#### DATASET RECORDS ####
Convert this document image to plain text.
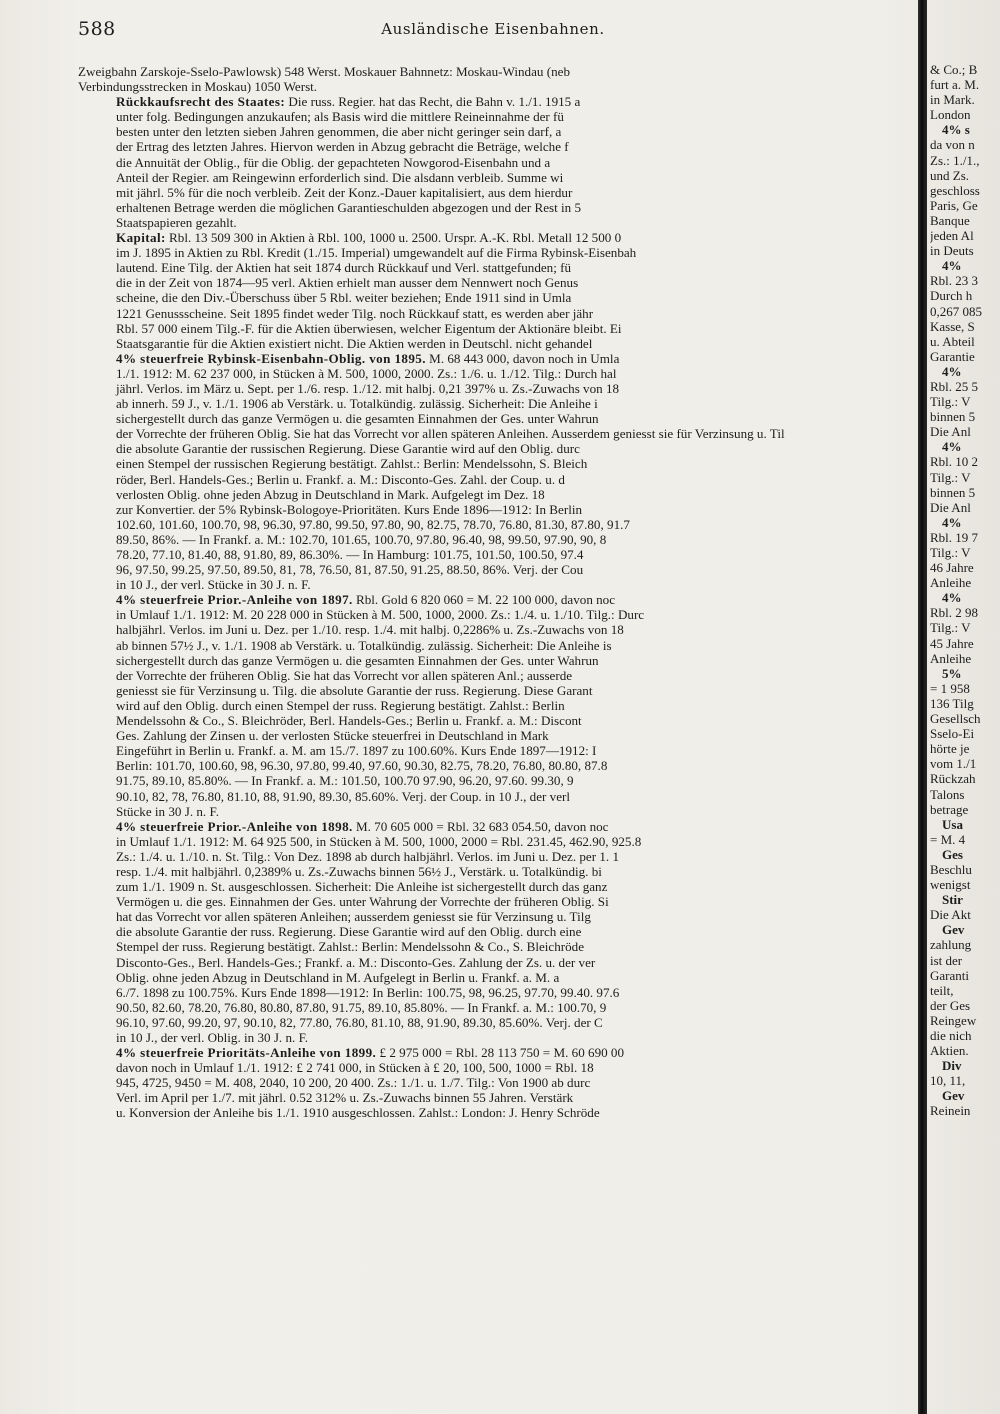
588	Ausländische Eisenbahnen.

Zweigbahn Zarskoje-Sselo-Pawlowsk) 548 Werst. Moskauer Bahnnetz: Moskau-Windau (neb
Verbindungsstrecken in Moskau) 1050 Werst.

Rückkaufsrecht des Staates: Die russ. Regier. hat das Recht, die Bahn v. 1./1. 1915 a
unter folg. Bedingungen anzukaufen; als Basis wird die mittlere Reineinnahme der fü
besten unter den letzten sieben Jahren genommen, die aber nicht geringer sein darf, a
der Ertrag des letzten Jahres. Hiervon werden in Abzug gebracht die Beträge, welche f
die Annuität der Oblig., für die Oblig. der gepachteten Nowgorod-Eisenbahn und a
Anteil der Regier. am Reingewinn erforderlich sind. Die alsdann verbleib. Summe wi
mit jährl. 5% für die noch verbleib. Zeit der Konz.-Dauer kapitalisiert, aus dem hierdur
erhaltenen Betrage werden die möglichen Garantieschulden abgezogen und der Rest in 5
Staatspapieren gezahlt.

Kapital: Rbl. 13 509 300 in Aktien à Rbl. 100, 1000 u. 2500. Urspr. A.-K. Rbl. Metall 12 500 0
im J. 1895 in Aktien zu Rbl. Kredit (1./15. Imperial) umgewandelt auf die Firma Rybinsk-Eisenbah
lautend. Eine Tilg. der Aktien hat seit 1874 durch Rückkauf und Verl. stattgefunden; fü
die in der Zeit von 1874—95 verl. Aktien erhielt man ausser dem Nennwert noch Genus
scheine, die den Div.-Überschuss über 5 Rbl. weiter beziehen; Ende 1911 sind in Umla
1221 Genussscheine. Seit 1895 findet weder Tilg. noch Rückkauf statt, es werden aber jähr
Rbl. 57 000 einem Tilg.-F. für die Aktien überwiesen, welcher Eigentum der Aktionäre bleibt. Ei
Staatsgarantie für die Aktien existiert nicht. Die Aktien werden in Deutschl. nicht gehandel

4% steuerfreie Rybinsk-Eisenbahn-Oblig. von 1895. M. 68 443 000, davon noch in Umla
1./1. 1912: M. 62 237 000, in Stücken à M. 500, 1000, 2000. Zs.: 1./6. u. 1./12. Tilg.: Durch hal
jährl. Verlos. im März u. Sept. per 1./6. resp. 1./12. mit halbj. 0,21 397% u. Zs.-Zuwachs von 18
ab innerh. 59 J., v. 1./1. 1906 ab Verstärk. u. Totalkündig. zulässig. Sicherheit: Die Anleihe i
sichergestellt durch das ganze Vermögen u. die gesamten Einnahmen der Ges. unter Wahrun
der Vorrechte der früheren Oblig. Sie hat das Vorrecht vor allen späteren Anleihen. Ausserdem geniesst sie für Verzinsung u. Til
die absolute Garantie der russischen Regierung. Diese Garantie wird auf den Oblig. durc
einen Stempel der russischen Regierung bestätigt. Zahlst.: Berlin: Mendelssohn, S. Bleich
röder, Berl. Handels-Ges.; Berlin u. Frankf. a. M.: Disconto-Ges. Zahl. der Coup. u. d
verlosten Oblig. ohne jeden Abzug in Deutschland in Mark. Aufgelegt im Dez. 18
zur Konvertier. der 5% Rybinsk-Bologoye-Prioritäten. Kurs Ende 1896—1912: In Berlin
102.60, 101.60, 100.70, 98, 96.30, 97.80, 99.50, 97.80, 90, 82.75, 78.70, 76.80, 81.30, 87.80, 91.7
89.50, 86%. — In Frankf. a. M.: 102.70, 101.65, 100.70, 97.80, 96.40, 98, 99.50, 97.90, 90, 8
78.20, 77.10, 81.40, 88, 91.80, 89, 86.30%. — In Hamburg: 101.75, 101.50, 100.50, 97.4
96, 97.50, 99.25, 97.50, 89.50, 81, 78, 76.50, 81, 87.50, 91.25, 88.50, 86%. Verj. der Cou
in 10 J., der verl. Stücke in 30 J. n. F.

4% steuerfreie Prior.-Anleihe von 1897. Rbl. Gold 6 820 060 = M. 22 100 000, davon noc
in Umlauf 1./1. 1912: M. 20 228 000 in Stücken à M. 500, 1000, 2000. Zs.: 1./4. u. 1./10. Tilg.: Durc
halbjährl. Verlos. im Juni u. Dez. per 1./10. resp. 1./4. mit halbj. 0,2286% u. Zs.-Zuwachs von 18
ab binnen 57½ J., v. 1./1. 1908 ab Verstärk. u. Totalkündig. zulässig. Sicherheit: Die Anleihe is
sichergestellt durch das ganze Vermögen u. die gesamten Einnahmen der Ges. unter Wahrun
der Vorrechte der früheren Oblig. Sie hat das Vorrecht vor allen späteren Anl.; ausserde
geniesst sie für Verzinsung u. Tilg. die absolute Garantie der russ. Regierung. Diese Garant
wird auf den Oblig. durch einen Stempel der russ. Regierung bestätigt. Zahlst.: Berlin
Mendelssohn & Co., S. Bleichröder, Berl. Handels-Ges.; Berlin u. Frankf. a. M.: Discont
Ges. Zahlung der Zinsen u. der verlosten Stücke steuerfrei in Deutschland in Mark
Eingeführt in Berlin u. Frankf. a. M. am 15./7. 1897 zu 100.60%. Kurs Ende 1897—1912: I
Berlin: 101.70, 100.60, 98, 96.30, 97.80, 99.40, 97.60, 90.30, 82.75, 78.20, 76.80, 80.80, 87.8
91.75, 89.10, 85.80%. — In Frankf. a. M.: 101.50, 100.70 97.90, 96.20, 97.60. 99.30, 9
90.10, 82, 78, 76.80, 81.10, 88, 91.90, 89.30, 85.60%. Verj. der Coup. in 10 J., der verl
Stücke in 30 J. n. F.

4% steuerfreie Prior.-Anleihe von 1898. M. 70 605 000 = Rbl. 32 683 054.50, davon noc
in Umlauf 1./1. 1912: M. 64 925 500, in Stücken à M. 500, 1000, 2000 = Rbl. 231.45, 462.90, 925.8
Zs.: 1./4. u. 1./10. n. St. Tilg.: Von Dez. 1898 ab durch halbjährl. Verlos. im Juni u. Dez. per 1. 1
resp. 1./4. mit halbjährl. 0,2389% u. Zs.-Zuwachs binnen 56½ J., Verstärk. u. Totalkündig. bi
zum 1./1. 1909 n. St. ausgeschlossen. Sicherheit: Die Anleihe ist sichergestellt durch das ganz
Vermögen u. die ges. Einnahmen der Ges. unter Wahrung der Vorrechte der früheren Oblig. Si
hat das Vorrecht vor allen späteren Anleihen; ausserdem geniesst sie für Verzinsung u. Tilg
die absolute Garantie der russ. Regierung. Diese Garantie wird auf den Oblig. durch eine
Stempel der russ. Regierung bestätigt. Zahlst.: Berlin: Mendelssohn & Co., S. Bleichröde
Disconto-Ges., Berl. Handels-Ges.; Frankf. a. M.: Disconto-Ges. Zahlung der Zs. u. der ver
Oblig. ohne jeden Abzug in Deutschland in M. Aufgelegt in Berlin u. Frankf. a. M. a
6./7. 1898 zu 100.75%. Kurs Ende 1898—1912: In Berlin: 100.75, 98, 96.25, 97.70, 99.40. 97.6
90.50, 82.60, 78.20, 76.80, 80.80, 87.80, 91.75, 89.10, 85.80%. — In Frankf. a. M.: 100.70, 9
96.10, 97.60, 99.20, 97, 90.10, 82, 77.80, 76.80, 81.10, 88, 91.90, 89.30, 85.60%. Verj. der C
in 10 J., der verl. Oblig. in 30 J. n. F.

4% steuerfreie Prioritäts-Anleihe von 1899. £ 2 975 000 = Rbl. 28 113 750 = M. 60 690 00
davon noch in Umlauf 1./1. 1912: £ 2 741 000, in Stücken à £ 20, 100, 500, 1000 = Rbl. 18
945, 4725, 9450 = M. 408, 2040, 10 200, 20 400. Zs.: 1./1. u. 1./7. Tilg.: Von 1900 ab durc
Verl. im April per 1./7. mit jährl. 0.52 312% u. Zs.-Zuwachs binnen 55 Jahren. Verstärk
u. Konversion der Anleihe bis 1./1. 1910 ausgeschlossen. Zahlst.: London: J. Henry Schröde

& Co.; B
furt a. M.
in Mark.
London
4% s
da von n
Zs.: 1./1.,
und Zs.
geschloss
Paris, Ge
Banque
jeden Al
in Deuts
4%
Rbl. 23 3
Durch h
0,267 085
Kasse, S
u. Abteil
Garantie
4%
Rbl. 25 5
Tilg.: V
binnen 5
Die Anl
4%
Rbl. 10 2
Tilg.: V
binnen 5
Die Anl
4%
Rbl. 19 7
Tilg.: V
46 Jahre
Anleihe
4%
Rbl. 2 98
Tilg.: V
45 Jahre
Anleihe
5%
= 1 958
136 Tilg
Gesellsch
Sselo-Ei
hörte je
vom 1./1
Rückzah
Talons
betrage
Usa
= M. 4
Ges
Beschlu
wenigst
Stir
Die Akt
Gev
zahlung
ist der
Garanti
teilt,
der Ges
Reingew
die nich
Aktien.
Div
10, 11,
Gev
Reinein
####
__ACTIVITY__
Throughout the material above, find lines holding the word "werden", then copy them.

__YOUR RESPONSE__
der Ertrag des letzten Jahres. Hiervon werden in Abzug gebracht die Beträge, welche f
erhaltenen Betrage werden die möglichen Garantieschulden abgezogen und der Rest in 5
1221 Genussscheine. Seit 1895 findet weder Tilg. noch Rückkauf statt, es werden aber jähr
Staatsgarantie für die Aktien existiert nicht. Die Aktien werden in Deutschl. nicht gehandel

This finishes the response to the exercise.